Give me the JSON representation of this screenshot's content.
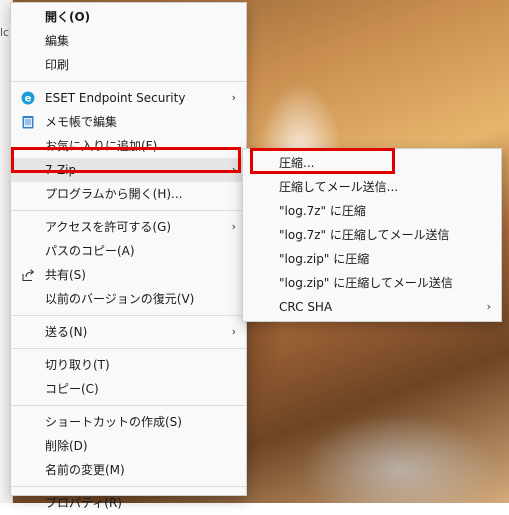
{
  "main_menu": {
    "items": [
      {
        "label": "開く(O)",
        "bold": true
      },
      {
        "label": "編集"
      },
      {
        "label": "印刷"
      },
      {
        "label": "ESET Endpoint Security",
        "icon": "eset-icon",
        "submenu": true
      },
      {
        "label": "メモ帳で編集",
        "icon": "notepad-icon"
      },
      {
        "label": "お気に入りに追加(F)"
      },
      {
        "label": "7-Zip",
        "submenu": true,
        "highlighted": true
      },
      {
        "label": "プログラムから開く(H)..."
      },
      {
        "label": "アクセスを許可する(G)",
        "submenu": true
      },
      {
        "label": "パスのコピー(A)"
      },
      {
        "label": "共有(S)",
        "icon": "share-icon"
      },
      {
        "label": "以前のバージョンの復元(V)"
      },
      {
        "label": "送る(N)",
        "submenu": true
      },
      {
        "label": "切り取り(T)"
      },
      {
        "label": "コピー(C)"
      },
      {
        "label": "ショートカットの作成(S)"
      },
      {
        "label": "削除(D)"
      },
      {
        "label": "名前の変更(M)"
      },
      {
        "label": "プロパティ(R)"
      }
    ],
    "arrow_glyph": "›"
  },
  "sub_menu": {
    "items": [
      {
        "label": "圧縮..."
      },
      {
        "label": "圧縮してメール送信..."
      },
      {
        "label": "\"log.7z\" に圧縮"
      },
      {
        "label": "\"log.7z\" に圧縮してメール送信"
      },
      {
        "label": "\"log.zip\" に圧縮"
      },
      {
        "label": "\"log.zip\" に圧縮してメール送信"
      },
      {
        "label": "CRC SHA",
        "submenu": true
      }
    ]
  },
  "window_fragment": {
    "text": "lc"
  },
  "colors": {
    "highlight_box": "#e00000",
    "eset_icon": "#1a9bd7",
    "notepad_icon": "#3b82c4"
  }
}
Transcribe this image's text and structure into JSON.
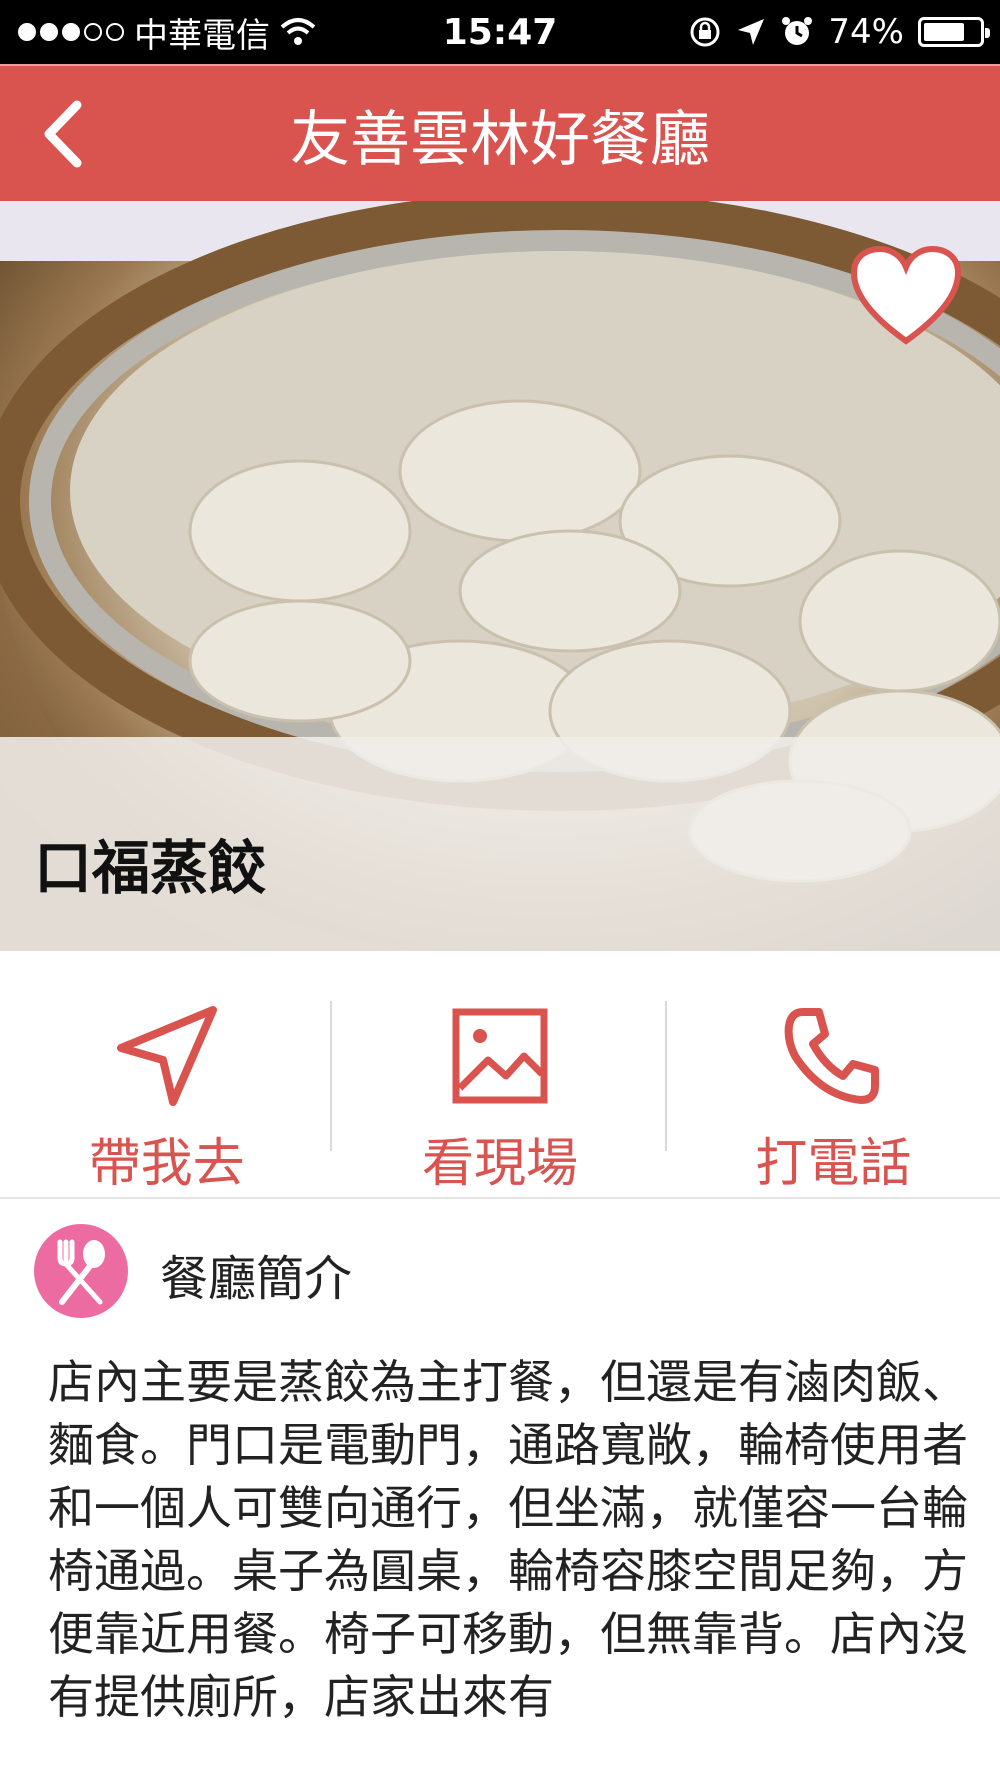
{
  "status_bar": {
    "carrier": "中華電信",
    "time": "15:47",
    "battery": "74%",
    "battery_level": 0.74
  },
  "header": {
    "title": "友善雲林好餐廳"
  },
  "restaurant": {
    "name": "口福蒸餃"
  },
  "actions": [
    {
      "label": "帶我去",
      "icon": "navigate-icon"
    },
    {
      "label": "看現場",
      "icon": "image-icon"
    },
    {
      "label": "打電話",
      "icon": "phone-icon"
    }
  ],
  "intro": {
    "title": "餐廳簡介",
    "body": "店內主要是蒸餃為主打餐，但還是有滷肉飯、麵食。門口是電動門，通路寬敞，輪椅使用者和一個人可雙向通行，但坐滿，就僅容一台輪椅通過。桌子為圓桌，輪椅容膝空間足夠，方便靠近用餐。椅子可移動，但無靠背。店內沒有提供廁所，店家出來有"
  },
  "colors": {
    "accent": "#d9534f",
    "intro_icon": "#ec6ba0"
  }
}
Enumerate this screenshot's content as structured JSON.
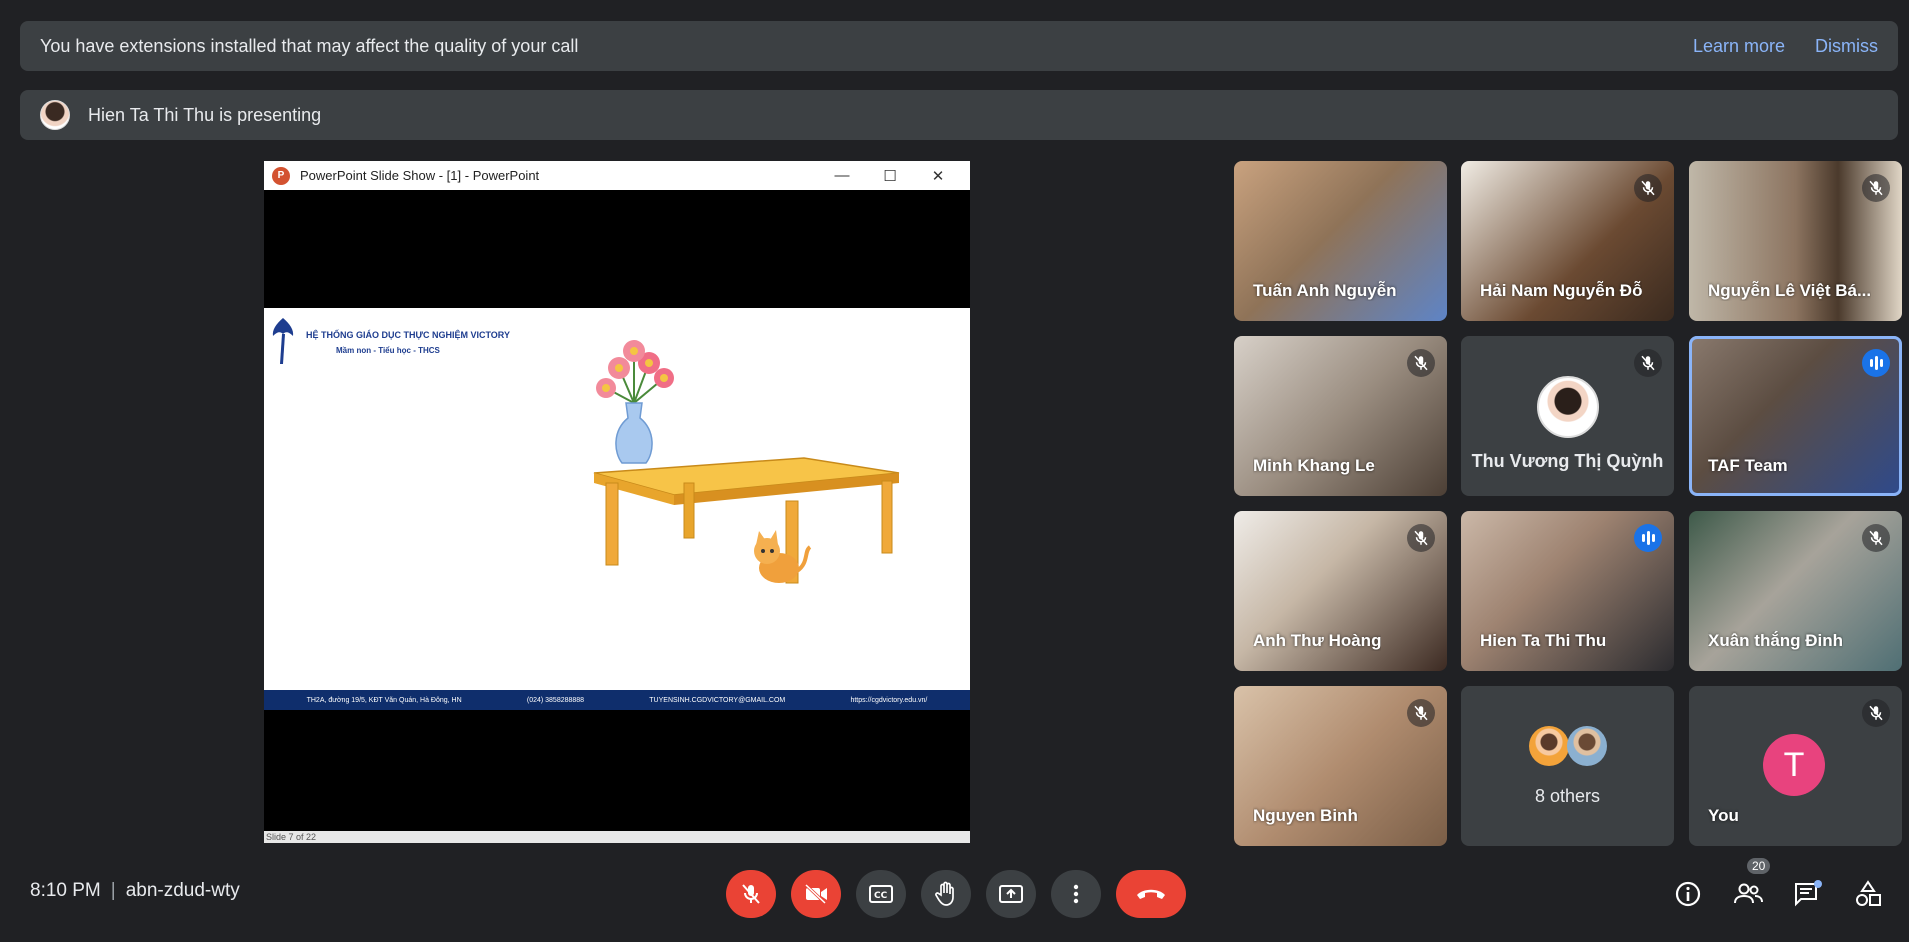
{
  "extensions_banner": {
    "message": "You have extensions installed that may affect the quality of your call",
    "learn_more": "Learn more",
    "dismiss": "Dismiss"
  },
  "presenting_banner": {
    "message": "Hien Ta Thi Thu is presenting"
  },
  "slideshow": {
    "window_title": "PowerPoint Slide Show - [1] - PowerPoint",
    "school_name": "HỆ THỐNG GIÁO DỤC THỰC NGHIỆM VICTORY",
    "school_levels": "Mầm non - Tiểu học - THCS",
    "footer_address": "TH2A, đường 19/5, KĐT Văn Quán, Hà Đông, HN",
    "footer_phone": "(024) 3858288888",
    "footer_email": "TUYENSINH.CGDVICTORY@GMAIL.COM",
    "footer_web": "https://cgdvictory.edu.vn/",
    "status": "Slide 7 of 22"
  },
  "participants": [
    {
      "name": "Tuấn Anh Nguyễn",
      "muted": false
    },
    {
      "name": "Hải Nam Nguyễn Đỗ",
      "muted": true
    },
    {
      "name": "Nguyễn Lê Việt Bá...",
      "muted": true
    },
    {
      "name": "Minh Khang Le",
      "muted": true
    },
    {
      "name": "Thu Vương Thị Quỳnh",
      "muted": true
    },
    {
      "name": "TAF Team",
      "muted": false,
      "speaking": true
    },
    {
      "name": "Anh Thư Hoàng",
      "muted": true
    },
    {
      "name": "Hien Ta Thi Thu",
      "muted": false,
      "speaking": true
    },
    {
      "name": "Xuân thắng Đinh",
      "muted": true
    },
    {
      "name": "Nguyen Binh",
      "muted": true
    },
    {
      "name": "8 others"
    },
    {
      "name": "You",
      "avatar_letter": "T",
      "muted": true
    }
  ],
  "bottom_bar": {
    "time": "8:10 PM",
    "meeting_code": "abn-zdud-wty",
    "people_count": "20"
  },
  "colors": {
    "background": "#202124",
    "surface": "#3c4043",
    "link": "#8ab4f8",
    "danger": "#ea4335",
    "active_speaker": "#1a73e8",
    "you_avatar": "#e8437e"
  }
}
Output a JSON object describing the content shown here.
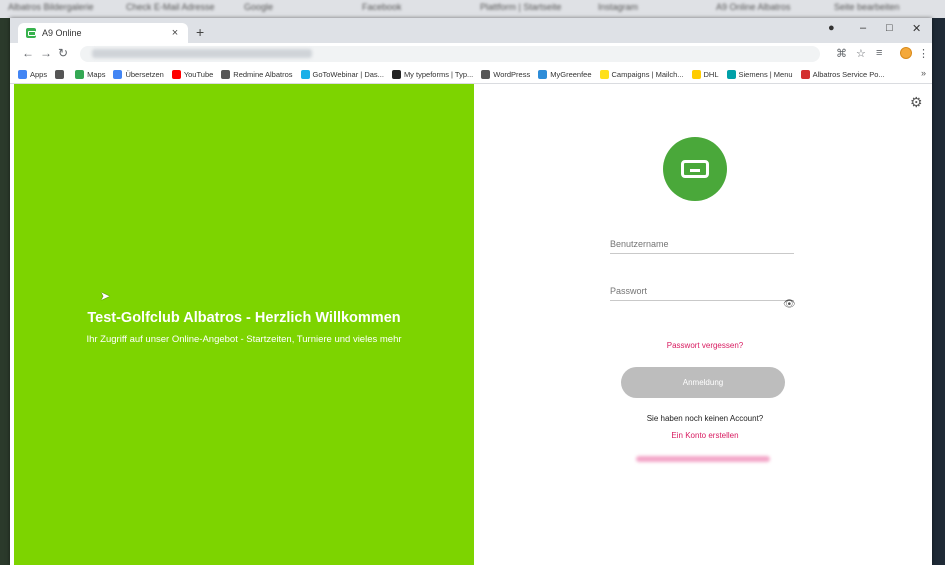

━━━━━━

Exact duplication of all the records is required; pictures are omitted from the copy.

Result of the task ▸
Give me the JSON representation of this screenshot's content.
{
  "main_menu": {
    "items": [
      {
        "label": "開く(O)",
        "bold": true
      },
      {
        "label": "編集"
      },
      {
        "label": "印刷"
      },
      {
        "label": "ESET Endpoint Security",
        "icon": "eset-icon",
        "submenu": true
      },
      {
        "label": "メモ帳で編集",
        "icon": "notepad-icon"
      },
      {
        "label": "お気に入りに追加(F)"
      },
      {
        "label": "7-Zip",
        "submenu": true,
        "highlighted": true
      },
      {
        "label": "プログラムから開く(H)..."
      },
      {
        "label": "アクセスを許可する(G)",
        "submenu": true
      },
      {
        "label": "パスのコピー(A)"
      },
      {
        "label": "共有(S)",
        "icon": "share-icon"
      },
      {
        "label": "以前のバージョンの復元(V)"
      },
      {
        "label": "送る(N)",
        "submenu": true
      },
      {
        "label": "切り取り(T)"
      },
      {
        "label": "コピー(C)"
      },
      {
        "label": "ショートカットの作成(S)"
      },
      {
        "label": "削除(D)"
      },
      {
        "label": "名前の変更(M)"
      },
      {
        "label": "プロパティ(R)"
      }
    ],
    "arrow_glyph": "›"
  },
  "sub_menu": {
    "items": [
      {
        "label": "圧縮..."
      },
      {
        "label": "圧縮してメール送信..."
      },
      {
        "label": "\"log.7z\" に圧縮"
      },
      {
        "label": "\"log.7z\" に圧縮してメール送信"
      },
      {
        "label": "\"log.zip\" に圧縮"
      },
      {
        "label": "\"log.zip\" に圧縮してメール送信"
      },
      {
        "label": "CRC SHA",
        "submenu": true
      }
    ]
  },
  "window_fragment": {
    "text": "lc"
  },
  "colors": {
    "highlight_box": "#e00000",
    "eset_icon": "#1a9bd7",
    "notepad_icon": "#3b82c4"
  }
}
Transcribe this image's text and structure into JSON.
{
  "status_bar": {
    "carrier": "中華電信",
    "time": "15:47",
    "battery": "74%",
    "battery_level": 0.74
  },
  "header": {
    "title": "友善雲林好餐廳"
  },
  "restaurant": {
    "name": "口福蒸餃"
  },
  "actions": [
    {
      "label": "帶我去",
      "icon": "navigate-icon"
    },
    {
      "label": "看現場",
      "icon": "image-icon"
    },
    {
      "label": "打電話",
      "icon": "phone-icon"
    }
  ],
  "intro": {
    "title": "餐廳簡介",
    "body": "店內主要是蒸餃為主打餐，但還是有滷肉飯、麵食。門口是電動門，通路寬敞，輪椅使用者和一個人可雙向通行，但坐滿，就僅容一台輪椅通過。桌子為圓桌，輪椅容膝空間足夠，方便靠近用餐。椅子可移動，但無靠背。店內沒有提供廁所，店家出來有"
  },
  "colors": {
    "accent": "#d9534f",
    "intro_icon": "#ec6ba0"
  }
}
Enumerate this screenshot's content as structured JSON.
{
  "extensions_banner": {
    "message": "You have extensions installed that may affect the quality of your call",
    "learn_more": "Learn more",
    "dismiss": "Dismiss"
  },
  "presenting_banner": {
    "message": "Hien Ta Thi Thu is presenting"
  },
  "slideshow": {
    "window_title": "PowerPoint Slide Show - [1] - PowerPoint",
    "school_name": "HỆ THỐNG GIÁO DỤC THỰC NGHIỆM VICTORY",
    "school_levels": "Mầm non - Tiểu học - THCS",
    "footer_address": "TH2A, đường 19/5, KĐT Văn Quán, Hà Đông, HN",
    "footer_phone": "(024) 3858288888",
    "footer_email": "TUYENSINH.CGDVICTORY@GMAIL.COM",
    "footer_web": "https://cgdvictory.edu.vn/",
    "status": "Slide 7 of 22"
  },
  "participants": [
    {
      "name": "Tuấn Anh Nguyễn",
      "muted": false
    },
    {
      "name": "Hải Nam Nguyễn Đỗ",
      "muted": true
    },
    {
      "name": "Nguyễn Lê Việt Bá...",
      "muted": true
    },
    {
      "name": "Minh Khang Le",
      "muted": true
    },
    {
      "name": "Thu Vương Thị Quỳnh",
      "muted": true
    },
    {
      "name": "TAF Team",
      "muted": false,
      "speaking": true
    },
    {
      "name": "Anh Thư Hoàng",
      "muted": true
    },
    {
      "name": "Hien Ta Thi Thu",
      "muted": false,
      "speaking": true
    },
    {
      "name": "Xuân thắng Đinh",
      "muted": true
    },
    {
      "name": "Nguyen Binh",
      "muted": true
    },
    {
      "name": "8 others"
    },
    {
      "name": "You",
      "avatar_letter": "T",
      "muted": true
    }
  ],
  "bottom_bar": {
    "time": "8:10 PM",
    "meeting_code": "abn-zdud-wty",
    "people_count": "20"
  },
  "colors": {
    "background": "#202124",
    "surface": "#3c4043",
    "link": "#8ab4f8",
    "danger": "#ea4335",
    "active_speaker": "#1a73e8",
    "you_avatar": "#e8437e"
  }
}
Output a JSON object describing the content shown here.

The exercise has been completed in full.